Consumer Centric Communications

Live blog of Pacific Telecommunications Council panel on "consumer-centric communications"

Consumer Centric Communications: I was looking forward to this panel, and my expectations were met and exceeded. There’s a lot of great work being done in areas of e-health and remote communications that the title doesn’t accurately speak to. However, e-health is a good representative area illustrating ways and players addressing global human needs, and the technology that supports it.
David  Sawcer: Pfizer model and tele-health used to analyze questions like why mobile has such a potential benefit but not so great adoption? My experience show that all aspects of successful remote collaborative care, remote monitoring and senseing, and remote access to data and resources. Collaborative care: in military, servicemen would get posted to remote locations with limited health care, generally necessary to evacuate them. We set up a satellite link to joint services hospital, we were able to provide interactions to store-forward info, or interact with local care providers. Was possible to provide diagnosis or treatment questions but had limitations.
Access to data and services: using remote PDAs, drug formulary and interactions database, and online diagnosis (e.g., Up To Date and paid service through university) – didn’t exist until a few years ago, now widely adopted.
Remote sensing/monitoring: in Africa, rural health care, congesitive cardiac care (can be fatal) is common. Is simple question to monitor at local level with bathroom scales (weigh patients), then text in for medical advice (take certain amount of medicines). Unfortunately the program failed when someone stole the bathroom scales. Colleague Elizabeth: when there isn’t a good substitute, alternatives come about organically. On interface part of equation: on patient side, great willingness to use mobile phones or devices (if easy). David: Services most useful when regularly updated with reliable information and was given away free. Technology has to fit the way we work. Costs haven’t been well calculated re: efficiencies, investment; no studies in this area. We talk to the carriers a lot as they’re looking for new areas, but it’s not on their horizon. Pediatric study at UC Irvine and UC San Francisco: got to refer patients on web, by form interface, to appropriate providers. 400 referrals over 4 years shows disparity in usefulness.
Ravi Sharma: Modeling digital flows in the eHealth Eco-system: Strategic implications for players. Example of community center, relatively bandwidth intensive. This market is multi-sided, there is a critical role for telecom network operators (what’s in it for them?). Research questions: 1. identify key stakeholders in this space, model the digital info flows among them. 2. Analyze the values created vs values-captured… Is an ecosystem that encompasses all key players, allows interoperability among them by providing a common platform for interfaces and transactions. Business models: e-commerce based, centrism-based (hospital or provider centric), and platform based (Google; proprietary vs open). Shift in focus from provider-centric to patient-centric models. Time is right to look at electronic personal health records (PHRs). Value of this ecosystem is a function of many components. (Diagram of digital info flow). (Here’s the PDF paper.) Game theory/analysis questions: does value captured justify value created for every player? Does a player stand to lose by opting out of this system? Future work: is a player better off in-system? corresponding value in quantitative terms? what characterizes a win-win business model that makes for a fair, efficient, and stable (sustainable) value network?

----

• _PROBLEMS TO WORK ON_
A – In the live blog of the consumer-centric communications panel, what caused the rural heart-care monitoring program in Africa to fail?
B – Write what comes next in the consumer-centric communications panel live blog, starting after its last sentence.

----

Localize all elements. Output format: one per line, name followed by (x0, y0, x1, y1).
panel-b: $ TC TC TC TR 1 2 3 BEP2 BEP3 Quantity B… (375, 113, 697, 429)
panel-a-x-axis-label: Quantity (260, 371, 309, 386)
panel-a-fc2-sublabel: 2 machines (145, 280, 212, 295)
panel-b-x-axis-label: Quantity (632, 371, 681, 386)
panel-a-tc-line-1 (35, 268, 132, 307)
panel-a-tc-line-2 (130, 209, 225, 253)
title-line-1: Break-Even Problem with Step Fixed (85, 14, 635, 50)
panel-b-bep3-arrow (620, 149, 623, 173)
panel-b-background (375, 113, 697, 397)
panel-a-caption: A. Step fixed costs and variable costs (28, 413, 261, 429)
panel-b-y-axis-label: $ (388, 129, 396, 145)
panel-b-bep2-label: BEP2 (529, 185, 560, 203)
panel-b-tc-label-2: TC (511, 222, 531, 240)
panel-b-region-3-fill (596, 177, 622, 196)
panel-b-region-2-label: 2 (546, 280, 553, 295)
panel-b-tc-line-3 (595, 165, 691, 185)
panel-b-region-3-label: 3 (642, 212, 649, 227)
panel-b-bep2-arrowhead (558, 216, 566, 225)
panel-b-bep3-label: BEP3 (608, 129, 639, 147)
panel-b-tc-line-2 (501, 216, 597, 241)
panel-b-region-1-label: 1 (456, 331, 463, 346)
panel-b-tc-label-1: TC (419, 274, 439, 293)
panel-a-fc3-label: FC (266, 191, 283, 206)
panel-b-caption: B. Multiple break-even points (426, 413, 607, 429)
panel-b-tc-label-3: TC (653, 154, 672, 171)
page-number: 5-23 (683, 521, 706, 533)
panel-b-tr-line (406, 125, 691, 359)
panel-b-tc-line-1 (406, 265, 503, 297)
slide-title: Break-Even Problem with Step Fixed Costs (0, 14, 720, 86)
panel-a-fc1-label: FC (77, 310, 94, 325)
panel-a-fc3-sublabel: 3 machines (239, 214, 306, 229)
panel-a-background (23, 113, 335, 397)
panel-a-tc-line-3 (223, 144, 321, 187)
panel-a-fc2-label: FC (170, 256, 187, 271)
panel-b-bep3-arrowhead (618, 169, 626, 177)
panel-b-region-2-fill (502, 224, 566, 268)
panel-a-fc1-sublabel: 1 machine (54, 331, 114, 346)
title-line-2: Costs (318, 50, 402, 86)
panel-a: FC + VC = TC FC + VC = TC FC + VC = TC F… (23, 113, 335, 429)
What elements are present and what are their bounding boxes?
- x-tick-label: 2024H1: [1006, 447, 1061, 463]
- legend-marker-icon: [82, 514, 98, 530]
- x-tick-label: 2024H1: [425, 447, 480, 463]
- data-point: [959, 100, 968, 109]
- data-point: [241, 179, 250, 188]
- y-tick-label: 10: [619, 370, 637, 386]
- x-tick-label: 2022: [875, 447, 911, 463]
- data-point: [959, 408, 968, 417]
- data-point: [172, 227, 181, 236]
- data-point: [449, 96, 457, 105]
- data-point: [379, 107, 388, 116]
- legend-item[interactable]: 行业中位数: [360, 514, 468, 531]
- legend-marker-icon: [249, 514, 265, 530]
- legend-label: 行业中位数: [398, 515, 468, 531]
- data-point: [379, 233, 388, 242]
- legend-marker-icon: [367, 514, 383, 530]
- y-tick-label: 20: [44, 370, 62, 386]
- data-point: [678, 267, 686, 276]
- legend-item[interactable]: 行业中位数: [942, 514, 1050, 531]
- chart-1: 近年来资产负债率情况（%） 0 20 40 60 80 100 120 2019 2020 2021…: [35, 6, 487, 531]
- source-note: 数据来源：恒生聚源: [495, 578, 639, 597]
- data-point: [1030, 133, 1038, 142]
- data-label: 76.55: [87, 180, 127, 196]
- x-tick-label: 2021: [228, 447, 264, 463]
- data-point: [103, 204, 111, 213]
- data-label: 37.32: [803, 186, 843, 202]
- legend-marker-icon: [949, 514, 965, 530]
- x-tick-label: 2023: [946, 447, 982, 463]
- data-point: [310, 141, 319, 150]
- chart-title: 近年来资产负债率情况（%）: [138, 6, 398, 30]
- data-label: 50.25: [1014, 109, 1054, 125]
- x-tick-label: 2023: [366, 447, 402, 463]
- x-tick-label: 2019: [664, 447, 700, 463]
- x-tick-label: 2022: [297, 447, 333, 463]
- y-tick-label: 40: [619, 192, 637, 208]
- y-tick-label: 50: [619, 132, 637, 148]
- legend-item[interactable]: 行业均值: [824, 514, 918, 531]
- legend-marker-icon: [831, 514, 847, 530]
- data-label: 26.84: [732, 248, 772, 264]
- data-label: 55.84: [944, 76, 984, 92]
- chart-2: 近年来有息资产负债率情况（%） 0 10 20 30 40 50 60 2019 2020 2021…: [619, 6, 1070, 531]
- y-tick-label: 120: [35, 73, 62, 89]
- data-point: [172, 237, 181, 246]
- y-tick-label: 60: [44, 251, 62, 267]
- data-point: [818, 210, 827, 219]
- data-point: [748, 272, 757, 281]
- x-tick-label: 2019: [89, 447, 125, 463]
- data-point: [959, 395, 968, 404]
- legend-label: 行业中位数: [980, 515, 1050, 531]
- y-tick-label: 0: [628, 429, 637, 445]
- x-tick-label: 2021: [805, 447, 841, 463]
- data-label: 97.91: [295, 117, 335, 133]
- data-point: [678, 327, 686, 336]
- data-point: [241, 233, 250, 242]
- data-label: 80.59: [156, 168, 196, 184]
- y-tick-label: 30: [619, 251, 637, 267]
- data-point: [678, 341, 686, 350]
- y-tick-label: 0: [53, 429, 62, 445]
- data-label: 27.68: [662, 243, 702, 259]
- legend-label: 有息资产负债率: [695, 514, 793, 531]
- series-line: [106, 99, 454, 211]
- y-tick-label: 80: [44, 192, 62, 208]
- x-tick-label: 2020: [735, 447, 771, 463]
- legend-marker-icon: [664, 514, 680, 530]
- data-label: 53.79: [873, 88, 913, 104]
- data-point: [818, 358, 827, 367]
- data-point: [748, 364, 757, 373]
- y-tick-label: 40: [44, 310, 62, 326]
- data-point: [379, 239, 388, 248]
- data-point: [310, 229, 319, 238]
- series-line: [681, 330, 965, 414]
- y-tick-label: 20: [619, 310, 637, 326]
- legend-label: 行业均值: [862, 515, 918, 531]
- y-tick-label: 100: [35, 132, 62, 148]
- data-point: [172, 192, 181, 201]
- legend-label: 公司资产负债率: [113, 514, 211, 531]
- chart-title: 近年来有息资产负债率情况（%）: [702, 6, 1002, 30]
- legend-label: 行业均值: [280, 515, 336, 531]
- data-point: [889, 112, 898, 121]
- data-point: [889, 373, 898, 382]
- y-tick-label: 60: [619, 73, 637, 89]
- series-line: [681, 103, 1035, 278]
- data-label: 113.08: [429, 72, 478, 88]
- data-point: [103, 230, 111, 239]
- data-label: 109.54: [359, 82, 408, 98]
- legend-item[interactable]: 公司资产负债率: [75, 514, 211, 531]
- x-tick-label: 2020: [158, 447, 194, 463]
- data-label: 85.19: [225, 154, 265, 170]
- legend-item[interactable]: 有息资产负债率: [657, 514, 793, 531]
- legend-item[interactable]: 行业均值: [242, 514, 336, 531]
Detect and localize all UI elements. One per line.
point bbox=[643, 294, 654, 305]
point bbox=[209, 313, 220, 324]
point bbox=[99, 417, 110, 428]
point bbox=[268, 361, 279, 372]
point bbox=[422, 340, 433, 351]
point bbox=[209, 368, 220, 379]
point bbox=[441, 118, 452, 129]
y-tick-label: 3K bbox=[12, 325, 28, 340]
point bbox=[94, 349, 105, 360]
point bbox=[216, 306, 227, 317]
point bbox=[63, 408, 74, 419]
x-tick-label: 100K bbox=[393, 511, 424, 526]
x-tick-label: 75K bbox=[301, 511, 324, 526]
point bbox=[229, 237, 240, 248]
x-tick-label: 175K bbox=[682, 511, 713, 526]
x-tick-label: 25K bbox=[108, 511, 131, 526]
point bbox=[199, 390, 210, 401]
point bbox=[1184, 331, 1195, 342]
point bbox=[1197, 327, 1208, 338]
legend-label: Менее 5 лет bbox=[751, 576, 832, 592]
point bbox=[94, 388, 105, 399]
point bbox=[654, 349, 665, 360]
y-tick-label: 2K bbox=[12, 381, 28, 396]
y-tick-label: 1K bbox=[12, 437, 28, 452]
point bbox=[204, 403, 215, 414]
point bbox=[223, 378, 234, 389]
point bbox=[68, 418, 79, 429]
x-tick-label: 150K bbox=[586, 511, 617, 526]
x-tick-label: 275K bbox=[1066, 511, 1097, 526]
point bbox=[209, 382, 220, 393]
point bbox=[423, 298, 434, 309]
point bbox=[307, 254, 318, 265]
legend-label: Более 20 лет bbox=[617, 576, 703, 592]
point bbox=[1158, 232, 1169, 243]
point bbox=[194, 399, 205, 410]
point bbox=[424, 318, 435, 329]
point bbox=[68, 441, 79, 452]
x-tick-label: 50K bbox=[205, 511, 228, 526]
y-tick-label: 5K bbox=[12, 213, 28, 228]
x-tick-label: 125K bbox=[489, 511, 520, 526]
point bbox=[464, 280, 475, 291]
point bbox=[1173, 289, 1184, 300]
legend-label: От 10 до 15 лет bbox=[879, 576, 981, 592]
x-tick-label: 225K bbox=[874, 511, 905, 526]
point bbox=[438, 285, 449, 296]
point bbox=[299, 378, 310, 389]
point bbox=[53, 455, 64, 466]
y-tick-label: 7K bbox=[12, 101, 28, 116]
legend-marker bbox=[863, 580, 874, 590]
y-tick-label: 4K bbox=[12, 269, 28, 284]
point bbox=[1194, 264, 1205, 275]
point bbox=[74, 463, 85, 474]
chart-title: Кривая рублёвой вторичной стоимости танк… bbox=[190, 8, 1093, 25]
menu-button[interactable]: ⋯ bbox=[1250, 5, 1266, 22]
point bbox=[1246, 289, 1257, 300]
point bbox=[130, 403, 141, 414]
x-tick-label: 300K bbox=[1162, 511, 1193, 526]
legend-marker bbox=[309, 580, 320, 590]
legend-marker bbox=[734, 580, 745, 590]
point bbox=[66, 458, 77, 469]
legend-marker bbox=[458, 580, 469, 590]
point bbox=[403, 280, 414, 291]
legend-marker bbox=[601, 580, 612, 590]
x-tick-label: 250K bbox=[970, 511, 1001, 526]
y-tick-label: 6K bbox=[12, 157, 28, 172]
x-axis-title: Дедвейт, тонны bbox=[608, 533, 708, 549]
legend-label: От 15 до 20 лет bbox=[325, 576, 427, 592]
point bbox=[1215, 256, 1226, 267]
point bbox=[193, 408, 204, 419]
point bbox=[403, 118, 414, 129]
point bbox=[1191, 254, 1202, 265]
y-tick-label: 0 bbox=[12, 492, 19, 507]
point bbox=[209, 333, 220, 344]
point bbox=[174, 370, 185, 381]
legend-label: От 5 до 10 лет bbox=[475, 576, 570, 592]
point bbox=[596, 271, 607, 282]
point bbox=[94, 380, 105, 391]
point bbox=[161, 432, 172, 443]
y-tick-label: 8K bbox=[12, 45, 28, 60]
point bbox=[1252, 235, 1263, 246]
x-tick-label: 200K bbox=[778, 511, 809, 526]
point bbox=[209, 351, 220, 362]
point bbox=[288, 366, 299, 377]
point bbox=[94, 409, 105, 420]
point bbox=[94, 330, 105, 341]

----

• _PER-TASK OUTPUTS_
A – Someone stole the bathroom scales.

B –
Audience discussion: Many efforts on grassroots level to standardize and discover information sharing practices. Singapore doctors training includes steps for diagnosis, shared records with patients. Also generational change brings updated attitudes and technology practices.
Eunice Hsiao-Hui Wang: User acceptance of 3.5G mobile broadband services: the early adopters’ scenario. Early adopters focus of studying user behaviors of 3.5G (HSDPA). Study’s objective: availability: affordabilitiy and adoption (continued subscription). More people like to access the Internet by mobile devices. In Taiwan, several mobile networks (GSM, GPRS, 3G, 3.5G), also wireless (WiFi, WiMax). 23M cell phones, 100% penetration rate, 13M Internet broadband subscribers, penetration rate 66% (Jan 2009). Among Internet broadband subscribers, only 7.7% adopting mobile broadband services and growing fast. Small business user market (3.5G subscription bundling with smart phones like Blackberry, PDAs – slow user growth), potential critical mass market (3.5G bundling with free NetPC and affordable flat monthly fee ($27US).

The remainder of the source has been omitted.